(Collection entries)
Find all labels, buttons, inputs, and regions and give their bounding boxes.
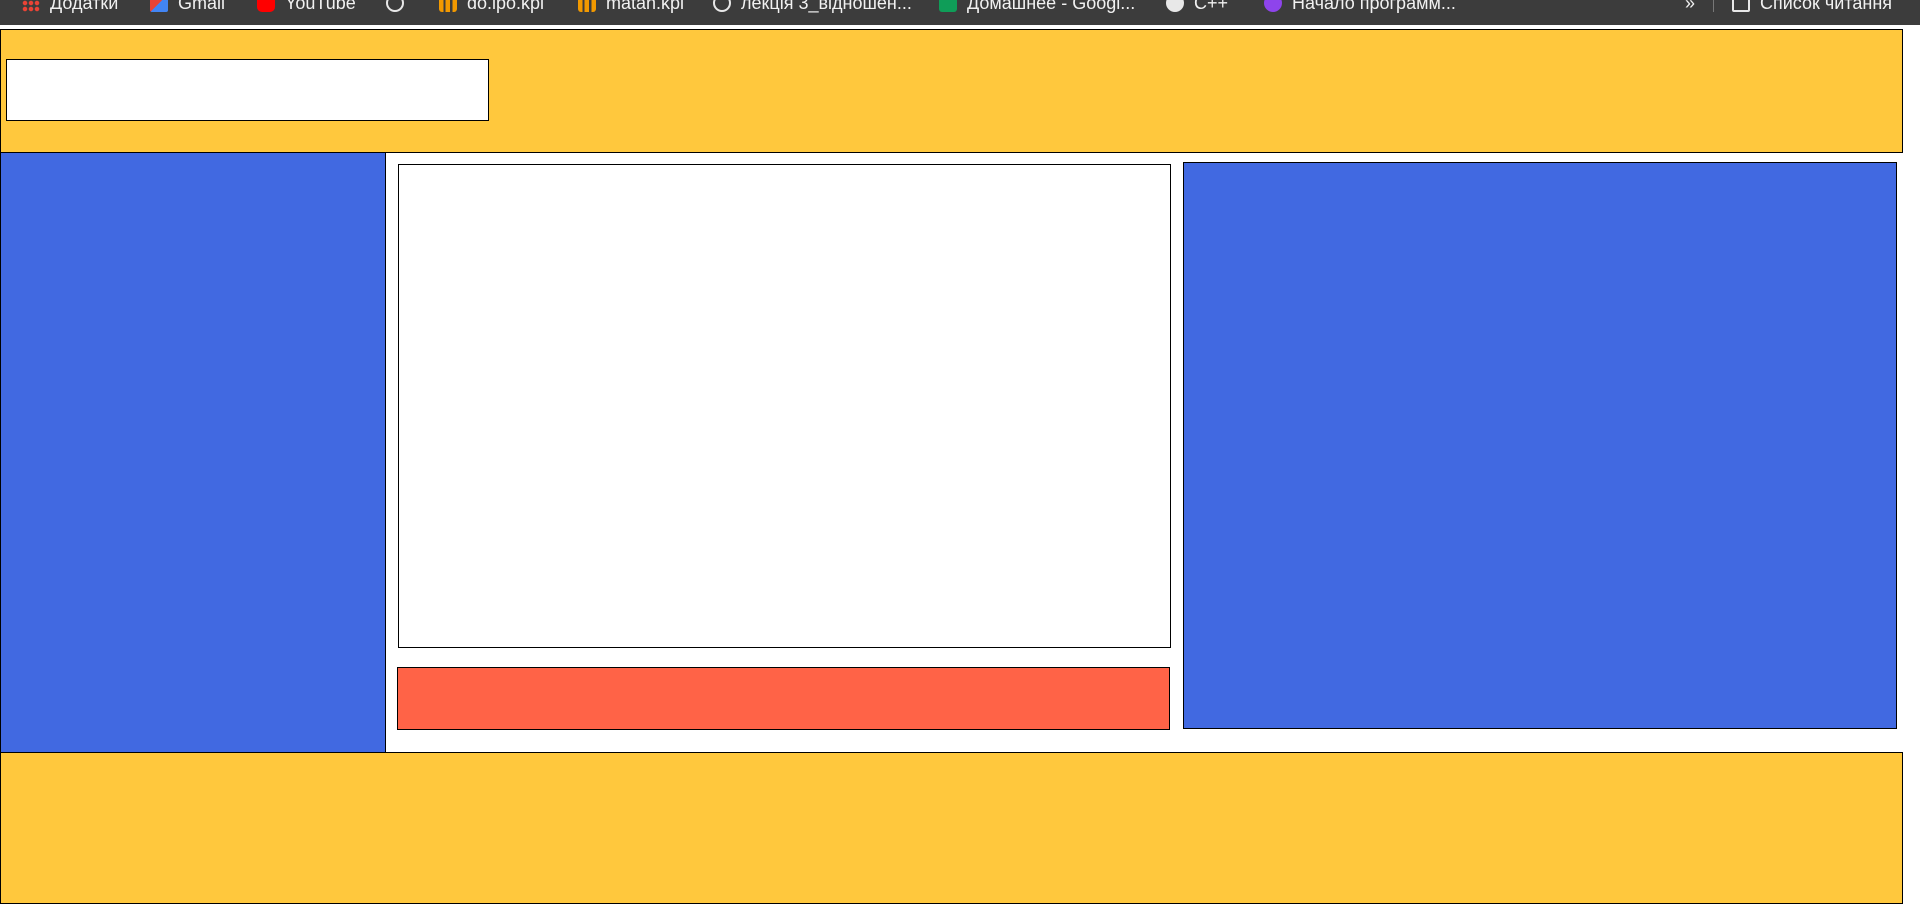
main-content-box	[398, 164, 1171, 648]
bookmark-label: do.ipo.kpi	[467, 0, 545, 13]
bookmark-youtube[interactable]: YouTube	[257, 0, 356, 12]
apps-grid-icon	[22, 0, 40, 12]
bookmark-globe[interactable]	[386, 0, 414, 12]
bookmark-gmail[interactable]: Gmail	[150, 0, 225, 12]
bookmark-label: лекція 3_відношен...	[741, 0, 912, 13]
page-footer	[0, 752, 1903, 904]
right-panel	[1183, 162, 1897, 729]
reading-list-label: Список читання	[1760, 0, 1893, 13]
bookmark-label: Домашнее - Googl...	[967, 0, 1136, 13]
gmail-icon	[150, 0, 168, 12]
bookmark-cpp[interactable]: C++	[1166, 0, 1228, 12]
bookmarks-divider	[1713, 0, 1714, 12]
sheets-icon	[939, 0, 957, 12]
bookmark-label: Додатки	[50, 0, 119, 13]
bookmark-label: matan.kpi	[606, 0, 685, 13]
bookmark-matan-kpi[interactable]: matan.kpi	[578, 0, 684, 12]
globe-icon	[386, 0, 404, 12]
bookmark-label: Gmail	[178, 0, 226, 13]
bookmark-google-sheets[interactable]: Домашнее - Googl...	[939, 0, 1135, 12]
bookmarks-overflow-button[interactable]: »	[1685, 0, 1695, 12]
youtube-icon	[257, 0, 275, 12]
bookmark-label: YouTube	[285, 0, 356, 13]
bookmark-programming-start[interactable]: Начало программ...	[1264, 0, 1456, 12]
left-sidebar	[0, 152, 386, 756]
u-icon	[1264, 0, 1282, 12]
bookmark-apps[interactable]: Додатки	[22, 0, 118, 12]
bookmarks-bar: Додатки Gmail YouTube do.ipo.kpi matan.k…	[0, 0, 1920, 25]
header-box	[6, 59, 489, 121]
bookmark-label: C++	[1194, 0, 1229, 13]
reading-list-icon	[1732, 0, 1750, 12]
bookmark-label: Начало программ...	[1292, 0, 1456, 13]
bookmark-lecture[interactable]: лекція 3_відношен...	[713, 0, 912, 12]
bars-icon	[578, 0, 596, 12]
bookmark-do-ipo-kpi[interactable]: do.ipo.kpi	[439, 0, 544, 12]
k-icon	[1166, 0, 1184, 12]
bars-icon	[439, 0, 457, 12]
content-footer-bar	[397, 667, 1170, 730]
reading-list-button[interactable]: Список читання	[1732, 0, 1892, 12]
globe-icon	[713, 0, 731, 12]
page-header	[0, 29, 1903, 153]
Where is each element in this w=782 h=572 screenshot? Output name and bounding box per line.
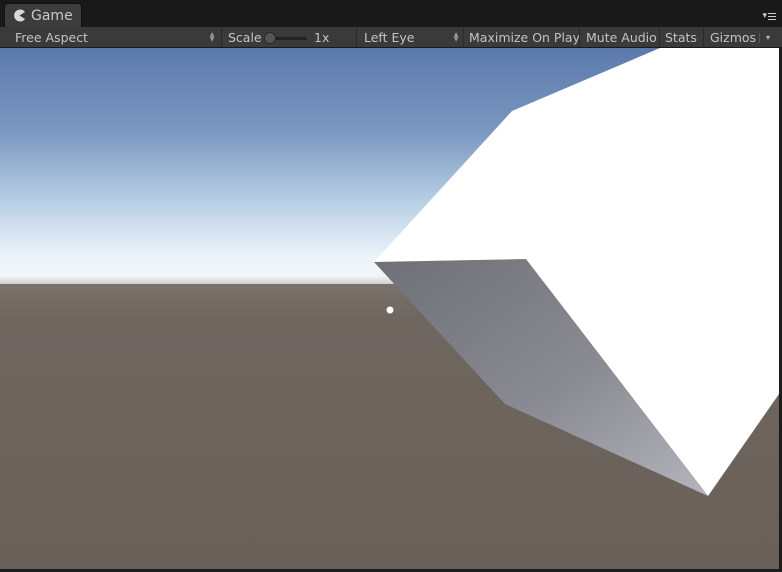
game-window: Game ▾ Free Aspect ▲ ▼ Scale 1x Left Eye … <box>0 0 782 572</box>
stats-label: Stats <box>665 29 697 45</box>
tab-title: Game <box>31 7 73 24</box>
aspect-dropdown-label: Free Aspect <box>15 29 88 45</box>
updown-arrows-icon: ▲ ▼ <box>453 31 459 43</box>
tab-game[interactable]: Game <box>4 3 82 27</box>
maximize-on-play-toggle[interactable]: Maximize On Play <box>464 27 580 47</box>
scale-control: Scale 1x <box>222 27 356 47</box>
scale-value: 1x <box>314 29 330 45</box>
tab-strip: Game ▾ <box>0 0 782 27</box>
panel-menu-icon[interactable]: ▾ <box>758 10 776 22</box>
pacman-game-icon <box>12 9 26 23</box>
toolbar-divider <box>759 33 760 43</box>
game-toolbar: Free Aspect ▲ ▼ Scale 1x Left Eye ▲ ▼ Maxi… <box>0 27 782 48</box>
scale-label: Scale <box>228 29 262 45</box>
eye-dropdown-label: Left Eye <box>364 29 415 45</box>
gizmos-label: Gizmos <box>710 29 757 45</box>
eye-dropdown[interactable]: Left Eye ▲ ▼ <box>357 27 463 47</box>
scale-slider-knob[interactable] <box>264 32 276 44</box>
mute-audio-label: Mute Audio <box>586 29 657 45</box>
mute-audio-toggle[interactable]: Mute Audio <box>580 27 659 47</box>
gaze-reticle <box>386 306 394 314</box>
gizmos-toggle[interactable]: Gizmos <box>704 27 760 47</box>
scene-render <box>0 48 779 569</box>
game-viewport[interactable] <box>0 48 779 569</box>
gizmos-dropdown-arrow-icon[interactable]: ▾ <box>761 27 775 47</box>
maximize-on-play-label: Maximize On Play <box>469 29 580 45</box>
updown-arrows-icon: ▲ ▼ <box>209 31 215 43</box>
stats-toggle[interactable]: Stats <box>660 27 703 47</box>
aspect-dropdown[interactable]: Free Aspect ▲ ▼ <box>0 27 221 47</box>
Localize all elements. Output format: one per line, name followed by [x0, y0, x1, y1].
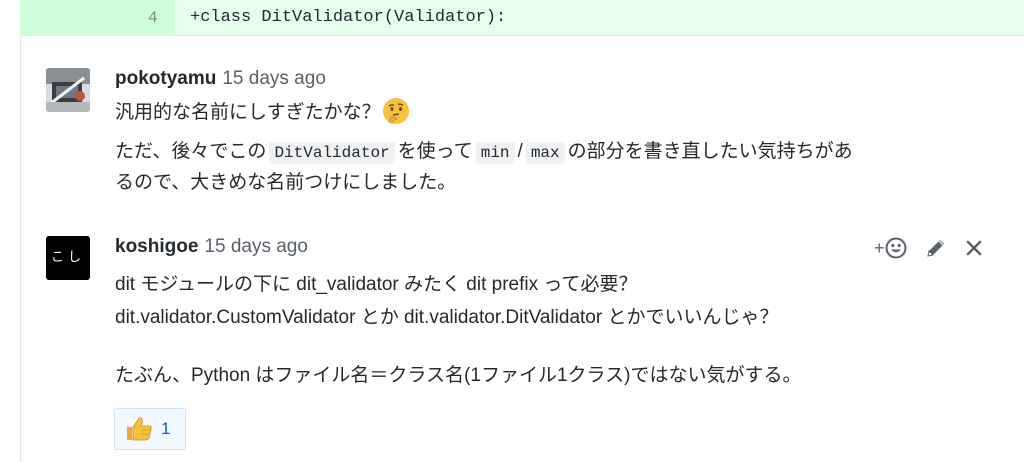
comment-body-line: たぶん、Python はファイル名＝クラス名(1ファイル1クラス)ではない気がす… [115, 361, 801, 391]
comment-body-line: dit モジュールの下に dit_validator みたく dit prefi… [115, 270, 637, 300]
delete-comment-button[interactable] [965, 234, 983, 262]
diff-code: +class DitValidator(Validator): [190, 8, 507, 27]
thinking-face-icon [382, 98, 409, 124]
avatar[interactable] [46, 68, 90, 112]
comment-header: koshigoe 15 days ago [115, 234, 308, 260]
reaction-count: 1 [161, 419, 171, 438]
comment-text: るので、大きめな名前つけにしました。 [115, 172, 457, 193]
comment-text: を使って [397, 141, 473, 162]
comment-text: / [517, 141, 523, 162]
comment-author[interactable]: pokotyamu [115, 68, 216, 89]
comment-body-line: ただ、後々でこの DitValidator を使って min / max の部分を書き直した… [115, 137, 853, 168]
comment-header: pokotyamu 15 days ago [115, 66, 326, 92]
comment-body-line: dit.validator.CustomValidator とか dit.val… [115, 303, 778, 333]
comment-text: dit.validator.CustomValidator とか dit.val… [115, 307, 779, 328]
comment-author[interactable]: koshigoe [115, 236, 198, 257]
add-reaction-button[interactable]: + [874, 234, 907, 262]
inline-code: min [475, 142, 515, 164]
comment-text: たぶん、Python はファイル名＝クラス名(1ファイル1クラス)ではない気がす… [115, 365, 802, 386]
edit-comment-button[interactable] [925, 234, 947, 262]
comment-text: 汎用的な名前にしすぎたかな？ [115, 102, 381, 123]
smiley-icon [885, 237, 907, 259]
inline-code: DitValidator [269, 142, 395, 164]
diff-added-line: 4 +class DitValidator(Validator): [20, 0, 1024, 36]
comment-text: dit モジュールの下に dit_validator みたく dit prefi… [115, 274, 638, 295]
comment-actions: + [874, 234, 983, 262]
pencil-icon [926, 240, 944, 257]
comment-body-line: るので、大きめな名前つけにしました。 [115, 168, 456, 198]
inline-code: max [525, 142, 565, 164]
close-icon [966, 240, 981, 256]
reaction-thumbs-up-button[interactable]: 1 [114, 408, 186, 450]
comment-text: ただ、後々でこの [115, 141, 267, 162]
avatar-image [46, 68, 90, 112]
line-number-text: 4 [148, 9, 158, 27]
diff-line-number[interactable]: 4 [20, 0, 175, 36]
comment-timestamp[interactable]: 15 days ago [222, 68, 326, 89]
thumbs-up-icon [127, 417, 152, 441]
comment-body-line: 汎用的な名前にしすぎたかな？ [115, 98, 409, 128]
comment-text: の部分を書き直したい気持ちがあ [567, 141, 853, 162]
thread-rail [20, 36, 21, 462]
comment-timestamp[interactable]: 15 days ago [204, 236, 308, 257]
avatar[interactable]: こし [46, 236, 90, 280]
avatar-text: こし [50, 250, 85, 265]
add-reaction-plus: + [874, 238, 885, 258]
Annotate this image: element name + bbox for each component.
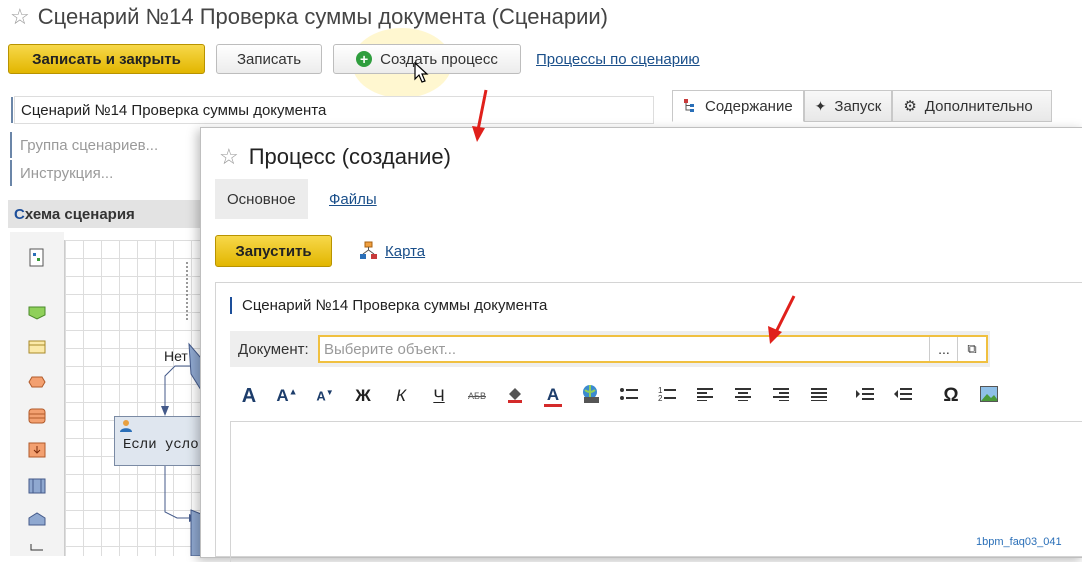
annotation-arrow-icon — [472, 89, 488, 142]
favorite-star-icon[interactable]: ☆ — [10, 4, 30, 29]
insert-image-icon[interactable] — [970, 385, 1008, 407]
font-grow-icon[interactable]: A▲ — [268, 386, 306, 406]
scenario-group-placeholder: Группа сценариев... — [20, 136, 159, 154]
create-process-label: Создать процесс — [380, 50, 498, 68]
window-title: ☆ Сценарий №14 Проверка суммы документа (… — [10, 4, 608, 30]
gear-icon: ⚙ — [903, 98, 917, 115]
save-and-close-button[interactable]: Записать и закрыть — [8, 44, 205, 74]
save-button[interactable]: Записать — [216, 44, 322, 74]
bold-icon[interactable]: Ж — [344, 386, 382, 406]
schema-title-text: хема сценария — [24, 205, 135, 223]
font-shrink-icon[interactable]: A▼ — [306, 388, 344, 403]
processes-by-scenario-link[interactable]: Процессы по сценарию — [536, 51, 700, 68]
align-center-icon[interactable] — [724, 386, 762, 406]
tab-content[interactable]: Содержание — [672, 90, 804, 122]
palette-action-icon[interactable] — [28, 340, 46, 354]
run-button-label: Запустить — [235, 242, 312, 260]
text-color-icon[interactable]: A — [544, 385, 562, 407]
document-placeholder: Выберите объект... — [324, 341, 457, 358]
palette-merge-icon[interactable] — [28, 512, 46, 526]
dialog-title: ☆ Процесс (создание) — [219, 144, 451, 170]
map-link-label: Карта — [385, 242, 426, 260]
schema-canvas[interactable]: Нет — [64, 240, 205, 556]
condition-node[interactable]: Если усло — [114, 416, 204, 466]
map-link[interactable]: Карта — [359, 241, 425, 261]
italic-icon[interactable]: К — [382, 386, 420, 406]
save-label: Записать — [236, 50, 302, 68]
palette-subprocess-icon[interactable] — [28, 478, 46, 494]
tab-additional-label: Дополнительно — [924, 97, 1033, 115]
tab-launch[interactable]: ✦ Запуск — [803, 90, 893, 122]
tab-content-label: Содержание — [705, 97, 793, 115]
schema-title-initial: С — [14, 205, 25, 223]
scenario-schema-header: Схема сценария — [8, 200, 202, 228]
indent-increase-icon[interactable] — [846, 386, 884, 406]
special-char-icon[interactable]: Ω — [932, 385, 970, 407]
tab-files[interactable]: Файлы — [317, 179, 389, 219]
process-form: Сценарий №14 Проверка суммы документа До… — [215, 282, 1082, 562]
right-tabs: Содержание ✦ Запуск ⚙ Дополнительно — [672, 90, 1053, 122]
schema-palette — [10, 232, 64, 556]
instruction-field[interactable]: Инструкция... — [10, 160, 200, 186]
palette-processing-icon[interactable] — [28, 408, 46, 424]
palette-properties-icon[interactable] — [28, 248, 46, 268]
palette-end-icon[interactable] — [28, 442, 46, 458]
open-icon[interactable]: ⧉ — [957, 337, 986, 361]
annotation-arrow-icon — [768, 295, 796, 344]
palette-start-icon[interactable] — [28, 306, 46, 320]
branch-no-label: Нет — [164, 348, 188, 364]
underline-icon[interactable]: Ч — [420, 386, 458, 406]
tab-main-label: Основное — [227, 190, 296, 208]
svg-text:2: 2 — [658, 394, 663, 402]
tab-main[interactable]: Основное — [215, 179, 308, 219]
watermark: 1bpm_faq03_041 — [976, 536, 1062, 548]
mouse-cursor-icon — [414, 62, 429, 83]
insert-link-icon[interactable] — [572, 384, 610, 409]
font-shrink-glyph: A — [316, 388, 326, 404]
font-grow-glyph: A — [276, 386, 289, 405]
tab-launch-label: Запуск — [834, 97, 882, 115]
palette-condition-icon[interactable] — [28, 376, 46, 388]
align-right-icon[interactable] — [762, 386, 800, 406]
dialog-title-text: Процесс (создание) — [248, 144, 451, 169]
indent-decrease-icon[interactable] — [884, 386, 922, 406]
schema-connectors — [161, 262, 202, 556]
align-justify-icon[interactable] — [800, 386, 838, 406]
scenario-name-value: Сценарий №14 Проверка суммы документа — [21, 101, 327, 119]
run-button[interactable]: Запустить — [215, 235, 332, 267]
formatting-toolbar: A A▲ A▼ Ж К Ч АБВ A 12 Ω — [230, 381, 1082, 411]
scenario-name-field[interactable]: Сценарий №14 Проверка суммы документа — [11, 96, 654, 124]
text-editor-area[interactable] — [230, 421, 1082, 562]
favorite-star-icon[interactable]: ☆ — [219, 144, 239, 169]
process-create-dialog: ☆ Процесс (создание) Основное Файлы Запус… — [200, 127, 1082, 562]
user-icon — [120, 420, 132, 432]
document-input[interactable]: Выберите объект... ... ⧉ — [318, 335, 988, 363]
strikethrough-icon[interactable]: АБВ — [458, 391, 496, 401]
instruction-placeholder: Инструкция... — [20, 164, 114, 182]
palette-connector-icon[interactable] — [28, 544, 46, 556]
bullet-list-icon[interactable] — [610, 386, 648, 406]
tab-files-label: Файлы — [329, 190, 377, 208]
document-label: Документ: — [238, 341, 309, 358]
condition-node-label: Если усло — [123, 437, 199, 453]
plus-icon: + — [356, 51, 373, 67]
align-left-icon[interactable] — [686, 386, 724, 406]
document-select-button[interactable]: ... — [929, 337, 958, 361]
process-map-icon — [360, 241, 377, 259]
tree-icon — [684, 99, 694, 112]
save-and-close-label: Записать и закрыть — [32, 50, 181, 68]
fill-color-icon[interactable] — [496, 385, 534, 408]
window-title-text: Сценарий №14 Проверка суммы документа (С… — [37, 4, 608, 29]
numbered-list-icon[interactable]: 12 — [648, 386, 686, 407]
tab-additional[interactable]: ⚙ Дополнительно — [892, 90, 1053, 122]
magic-wand-icon: ✦ — [814, 97, 827, 114]
scenario-label: Сценарий №14 Проверка суммы документа — [230, 297, 547, 314]
document-row: Документ: Выберите объект... ... ⧉ — [230, 331, 990, 367]
font-icon[interactable]: A — [230, 385, 268, 408]
scenario-group-field[interactable]: Группа сценариев... — [10, 132, 200, 158]
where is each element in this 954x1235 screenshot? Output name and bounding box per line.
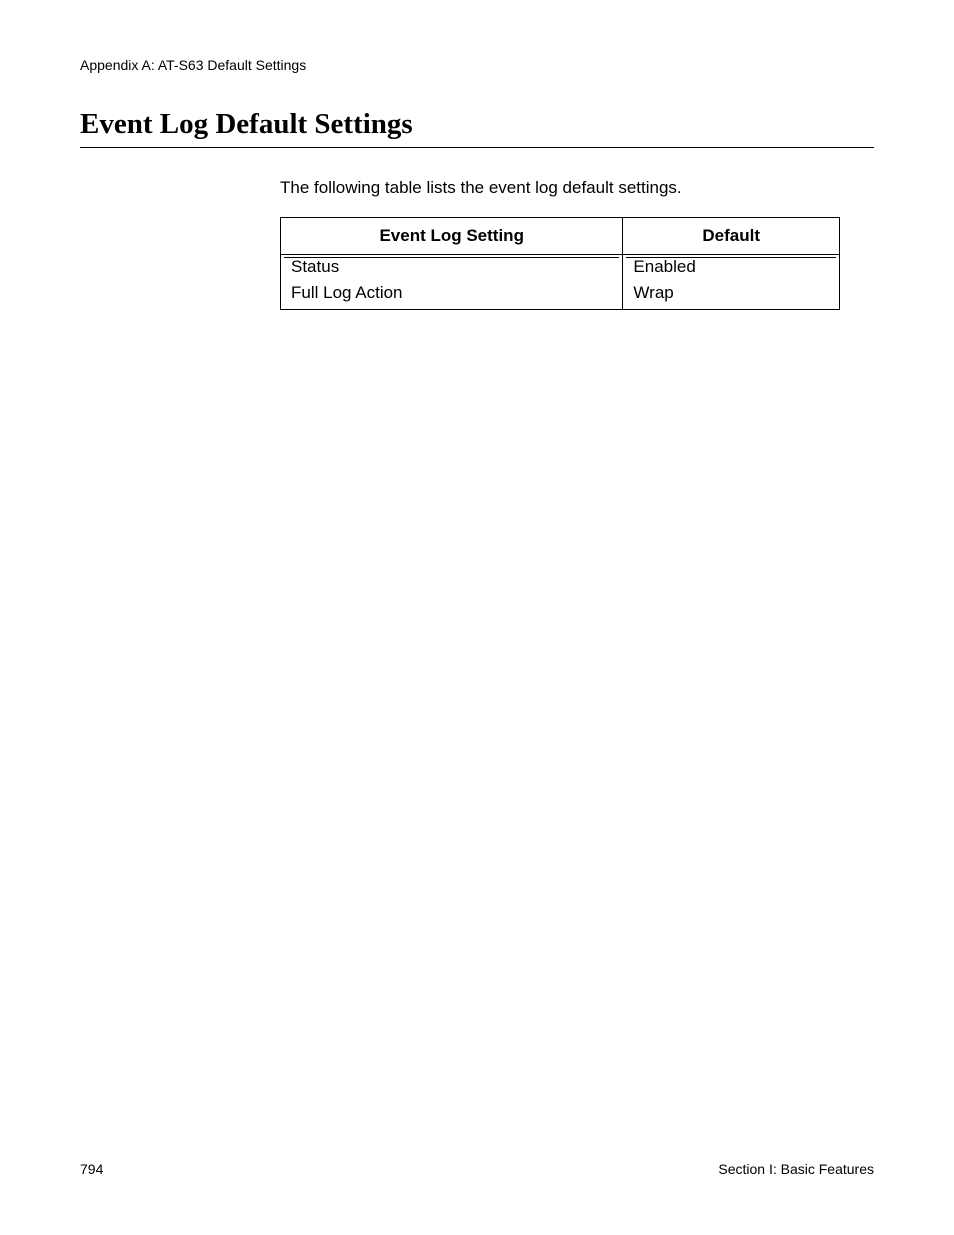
event-log-settings-table: Event Log Setting Default Status Enabled… xyxy=(280,217,840,310)
running-header: Appendix A: AT-S63 Default Settings xyxy=(80,57,306,73)
section-label: Section I: Basic Features xyxy=(718,1161,874,1177)
title-block: Event Log Default Settings xyxy=(80,108,874,148)
table-cell-default: Wrap xyxy=(623,277,840,310)
table-cell-setting: Full Log Action xyxy=(281,277,623,310)
table-header-default: Default xyxy=(623,218,840,255)
page-title: Event Log Default Settings xyxy=(80,108,874,141)
intro-paragraph: The following table lists the event log … xyxy=(280,178,682,198)
table-row: Full Log Action Wrap xyxy=(281,277,840,310)
title-rule xyxy=(80,147,874,148)
table-header-row: Event Log Setting Default xyxy=(281,218,840,255)
table-header-setting: Event Log Setting xyxy=(281,218,623,255)
page-number: 794 xyxy=(80,1161,103,1177)
page: Appendix A: AT-S63 Default Settings Even… xyxy=(0,0,954,1235)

:: PROMPT ::
Identify every line in the records above that contains the string "Wrap", and copy each of those lines.

:: COMPLETE OUTPUT ::
table-cell-default: Wrap xyxy=(623,277,840,310)
table-row: Full Log Action Wrap xyxy=(281,277,840,310)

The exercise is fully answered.